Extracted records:
►

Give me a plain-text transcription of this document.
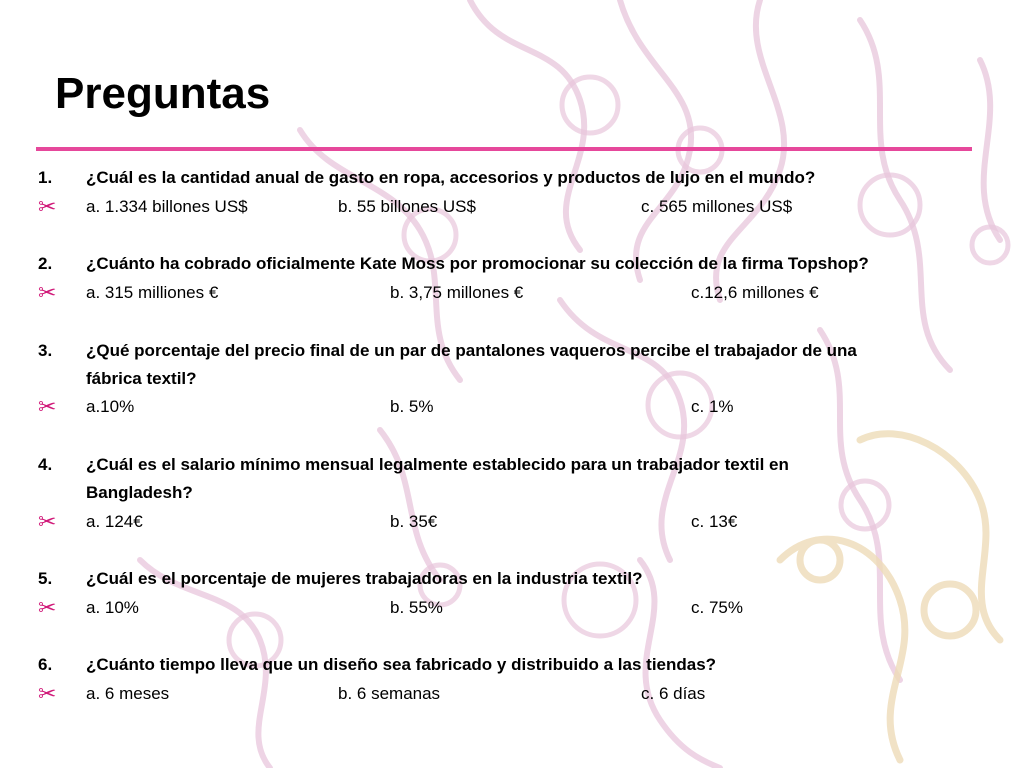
Preguntas
1. ¿Cuál es la cantidad anual de gasto en ropa, accesorios y productos de lujo en el mundo?
✂ a. 1.334 billones US$	b. 55 billones US$	c. 565 millones US$
2. ¿Cuánto ha cobrado oficialmente Kate Moss por promocionar su colección de la firma Topshop?
✂ a. 315 milliones €	b. 3,75 millones €	c.12,6 millones €
3. ¿Qué porcentaje del precio final de un par de pantalones vaqueros percibe el trabajador de una
fábrica textil?
✂ a.10%	b. 5%	c. 1%
4. ¿Cuál es el salario mínimo mensual legalmente establecido para un trabajador textil en
Bangladesh?
✂ a. 124€	b. 35€	c. 13€
5. ¿Cuál es el porcentaje de mujeres trabajadoras en la industria textil?
✂ a. 10%	b. 55%	c. 75%
6. ¿Cuánto tiempo lleva que un diseño sea fabricado y distribuido a las tiendas?
✂ a. 6 meses	b. 6 semanas	c. 6 días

◄

> [To be done]: Go through the data and count each line that has the word "Cuál", then give the total alone.

> [Solution to the problem]: 3